== Information given
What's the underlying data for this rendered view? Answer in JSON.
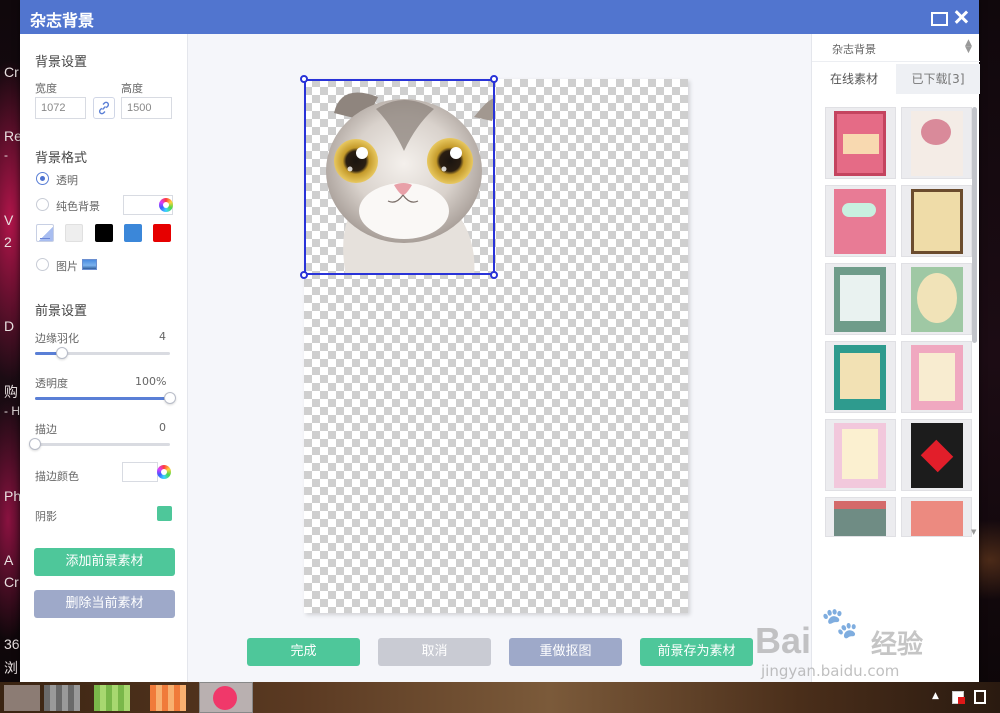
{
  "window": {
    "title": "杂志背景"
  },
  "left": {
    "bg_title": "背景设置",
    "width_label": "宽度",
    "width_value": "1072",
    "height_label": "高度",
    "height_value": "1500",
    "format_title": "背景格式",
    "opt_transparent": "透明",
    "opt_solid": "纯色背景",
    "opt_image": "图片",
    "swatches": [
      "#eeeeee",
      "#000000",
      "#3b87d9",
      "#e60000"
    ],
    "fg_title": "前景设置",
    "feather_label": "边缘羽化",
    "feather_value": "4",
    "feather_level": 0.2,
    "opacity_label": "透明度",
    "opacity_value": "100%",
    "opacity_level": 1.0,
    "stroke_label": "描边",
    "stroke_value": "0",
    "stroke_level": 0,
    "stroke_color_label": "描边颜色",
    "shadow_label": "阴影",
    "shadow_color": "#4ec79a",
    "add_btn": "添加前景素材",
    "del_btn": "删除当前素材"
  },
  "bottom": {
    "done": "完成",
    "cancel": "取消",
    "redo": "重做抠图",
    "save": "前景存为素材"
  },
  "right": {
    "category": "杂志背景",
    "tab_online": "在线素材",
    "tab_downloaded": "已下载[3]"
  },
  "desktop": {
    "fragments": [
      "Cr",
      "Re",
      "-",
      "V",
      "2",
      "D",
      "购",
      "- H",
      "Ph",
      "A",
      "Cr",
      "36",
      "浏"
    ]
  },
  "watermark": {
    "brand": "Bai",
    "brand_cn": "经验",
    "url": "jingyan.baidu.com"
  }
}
====
== Information given
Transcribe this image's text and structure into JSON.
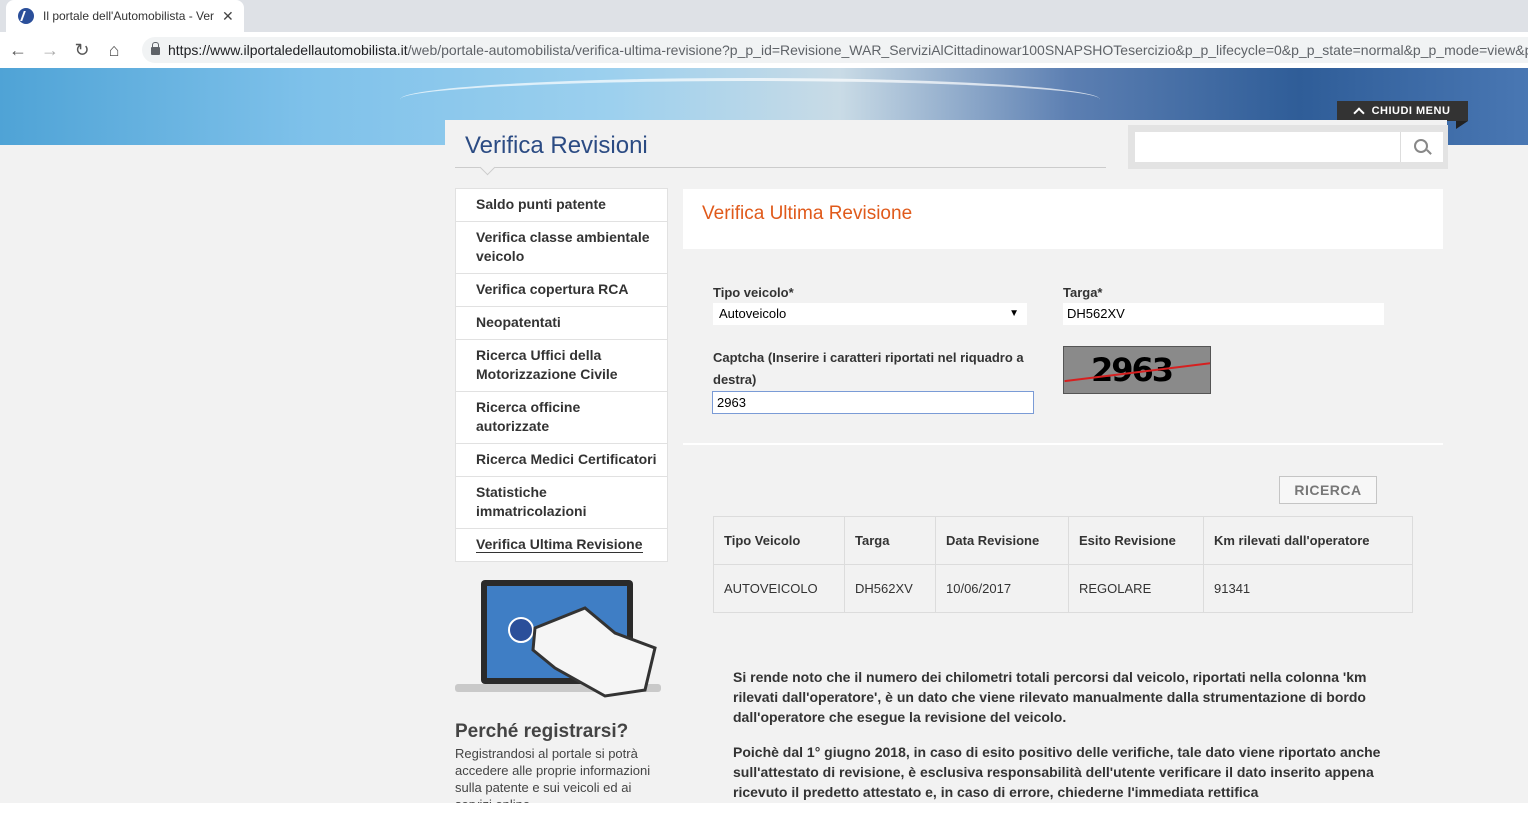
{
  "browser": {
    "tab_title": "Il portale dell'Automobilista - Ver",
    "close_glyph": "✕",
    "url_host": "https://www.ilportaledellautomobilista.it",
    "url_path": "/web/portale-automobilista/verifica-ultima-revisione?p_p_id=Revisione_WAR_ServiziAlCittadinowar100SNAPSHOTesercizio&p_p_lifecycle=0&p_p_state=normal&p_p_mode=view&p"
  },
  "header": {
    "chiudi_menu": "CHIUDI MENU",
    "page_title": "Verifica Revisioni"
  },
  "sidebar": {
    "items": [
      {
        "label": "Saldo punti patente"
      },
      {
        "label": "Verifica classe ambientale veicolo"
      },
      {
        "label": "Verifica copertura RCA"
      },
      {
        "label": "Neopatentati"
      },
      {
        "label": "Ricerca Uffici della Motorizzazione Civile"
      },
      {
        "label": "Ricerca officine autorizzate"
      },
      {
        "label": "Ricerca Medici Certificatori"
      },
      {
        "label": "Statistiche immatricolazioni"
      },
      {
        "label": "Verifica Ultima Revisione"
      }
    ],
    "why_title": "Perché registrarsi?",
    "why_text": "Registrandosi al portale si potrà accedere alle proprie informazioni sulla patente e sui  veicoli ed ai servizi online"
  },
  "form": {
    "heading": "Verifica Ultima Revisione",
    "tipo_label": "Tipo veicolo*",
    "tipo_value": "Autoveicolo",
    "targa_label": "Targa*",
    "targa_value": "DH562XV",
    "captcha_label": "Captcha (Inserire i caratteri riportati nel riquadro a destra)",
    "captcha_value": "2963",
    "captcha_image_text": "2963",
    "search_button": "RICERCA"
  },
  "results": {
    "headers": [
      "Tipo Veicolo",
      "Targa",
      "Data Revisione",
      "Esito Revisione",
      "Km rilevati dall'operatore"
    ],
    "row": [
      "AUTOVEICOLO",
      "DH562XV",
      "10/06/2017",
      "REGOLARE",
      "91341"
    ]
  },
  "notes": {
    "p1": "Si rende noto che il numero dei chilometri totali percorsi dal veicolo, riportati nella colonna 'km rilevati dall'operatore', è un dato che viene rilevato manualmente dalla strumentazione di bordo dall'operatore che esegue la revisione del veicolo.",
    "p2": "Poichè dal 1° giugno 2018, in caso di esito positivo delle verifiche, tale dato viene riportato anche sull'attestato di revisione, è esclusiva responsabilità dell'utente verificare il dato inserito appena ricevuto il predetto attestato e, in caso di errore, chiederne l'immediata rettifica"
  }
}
====
== Information given
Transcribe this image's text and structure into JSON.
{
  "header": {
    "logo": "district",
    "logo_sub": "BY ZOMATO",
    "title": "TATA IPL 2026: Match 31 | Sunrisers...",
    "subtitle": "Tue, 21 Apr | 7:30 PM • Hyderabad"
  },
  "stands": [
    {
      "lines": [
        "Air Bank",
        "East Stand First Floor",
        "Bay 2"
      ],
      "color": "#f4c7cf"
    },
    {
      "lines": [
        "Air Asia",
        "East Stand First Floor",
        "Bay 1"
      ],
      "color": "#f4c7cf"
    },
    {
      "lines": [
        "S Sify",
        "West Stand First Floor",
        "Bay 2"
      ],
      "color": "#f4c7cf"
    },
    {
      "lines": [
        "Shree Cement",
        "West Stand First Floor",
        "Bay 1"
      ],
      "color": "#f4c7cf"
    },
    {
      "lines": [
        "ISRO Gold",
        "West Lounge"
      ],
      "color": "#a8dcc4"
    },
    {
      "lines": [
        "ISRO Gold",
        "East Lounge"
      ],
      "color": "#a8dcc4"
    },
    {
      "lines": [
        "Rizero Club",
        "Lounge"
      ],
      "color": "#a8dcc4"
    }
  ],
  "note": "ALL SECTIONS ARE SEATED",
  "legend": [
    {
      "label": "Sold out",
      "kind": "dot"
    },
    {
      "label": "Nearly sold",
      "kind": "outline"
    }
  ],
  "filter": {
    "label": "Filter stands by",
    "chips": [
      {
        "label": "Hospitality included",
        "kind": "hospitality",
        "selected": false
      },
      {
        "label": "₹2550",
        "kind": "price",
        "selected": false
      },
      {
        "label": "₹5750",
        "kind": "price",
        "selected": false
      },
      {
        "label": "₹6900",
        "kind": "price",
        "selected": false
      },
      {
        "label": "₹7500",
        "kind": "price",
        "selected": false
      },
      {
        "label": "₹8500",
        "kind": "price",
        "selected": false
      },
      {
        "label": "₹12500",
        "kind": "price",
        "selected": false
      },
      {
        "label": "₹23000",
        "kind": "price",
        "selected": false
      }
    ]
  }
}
====
# Instructions for the task
Gather and return every line that holds the string "viene".

# Solution to this problem
    "p1": "Si rende noto che il numero dei chilometri totali percorsi dal veicolo, riportati nella colonna 'km rilevati dall'operatore', è un dato che viene rilevato manualmente dalla strumentazione di bordo dall'operatore che esegue la revisione del veicolo.",
    "p2": "Poichè dal 1° giugno 2018, in caso di esito positivo delle verifiche, tale dato viene riportato anche sull'attestato di revisione, è esclusiva responsabilità dell'utente verificare il dato inserito appena ricevuto il predetto attestato e, in caso di errore, chiederne l'immediata rettifica"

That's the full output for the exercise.